▶ [WHAT TO WORK ON] Every line must be returned precisely as it is written.

▶ [DATASET ROWS]

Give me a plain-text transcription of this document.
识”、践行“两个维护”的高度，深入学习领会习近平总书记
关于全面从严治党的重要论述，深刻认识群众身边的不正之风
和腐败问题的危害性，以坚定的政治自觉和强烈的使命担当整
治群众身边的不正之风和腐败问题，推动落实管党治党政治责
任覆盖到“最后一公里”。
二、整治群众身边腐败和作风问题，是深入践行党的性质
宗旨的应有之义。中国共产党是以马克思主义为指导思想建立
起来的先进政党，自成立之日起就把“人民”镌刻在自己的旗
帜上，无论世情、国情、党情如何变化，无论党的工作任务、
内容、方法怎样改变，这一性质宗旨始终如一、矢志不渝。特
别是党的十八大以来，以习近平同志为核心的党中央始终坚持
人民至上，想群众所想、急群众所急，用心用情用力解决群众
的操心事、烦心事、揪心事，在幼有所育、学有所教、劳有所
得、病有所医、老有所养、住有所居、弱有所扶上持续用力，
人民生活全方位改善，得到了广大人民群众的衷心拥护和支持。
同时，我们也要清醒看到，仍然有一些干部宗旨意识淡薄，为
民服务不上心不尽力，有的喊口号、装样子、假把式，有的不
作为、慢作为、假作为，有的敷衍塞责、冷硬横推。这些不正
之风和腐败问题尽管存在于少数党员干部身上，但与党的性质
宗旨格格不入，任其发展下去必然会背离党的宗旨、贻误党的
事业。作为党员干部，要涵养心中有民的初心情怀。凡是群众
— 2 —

▶ [WRITTEN SOLUTION]
Give me a plain-text transcription of this document.
识”、践行“两个维护”的高度，深入学习领会习近平总书记
关于全面从严治党的重要论述，深刻认识群众身边的不正之风
和腐败问题的危害性，以坚定的政治自觉和强烈的使命担当整
治群众身边的不正之风和腐败问题，推动落实管党治党政治责
任覆盖到“最后一公里”。
二、整治群众身边腐败和作风问题，是深入践行党的性质
宗旨的应有之义。中国共产党是以马克思主义为指导思想建立
起来的先进政党，自成立之日起就把“人民”镌刻在自己的旗
帜上，无论世情、国情、党情如何变化，无论党的工作任务、
内容、方法怎样改变，这一性质宗旨始终如一、矢志不渝。特
别是党的十八大以来，以习近平同志为核心的党中央始终坚持
人民至上，想群众所想、急群众所急，用心用情用力解决群众
的操心事、烦心事、揪心事，在幼有所育、学有所教、劳有所
得、病有所医、老有所养、住有所居、弱有所扶上持续用力，
人民生活全方位改善，得到了广大人民群众的衷心拥护和支持。
同时，我们也要清醒看到，仍然有一些干部宗旨意识淡薄，为
民服务不上心不尽力，有的喊口号、装样子、假把式，有的不
作为、慢作为、假作为，有的敷衍塞责、冷硬横推。这些不正
之风和腐败问题尽管存在于少数党员干部身上，但与党的性质
宗旨格格不入，任其发展下去必然会背离党的宗旨、贻误党的
事业。作为党员干部，要涵养心中有民的初心情怀。凡是群众
— 2 —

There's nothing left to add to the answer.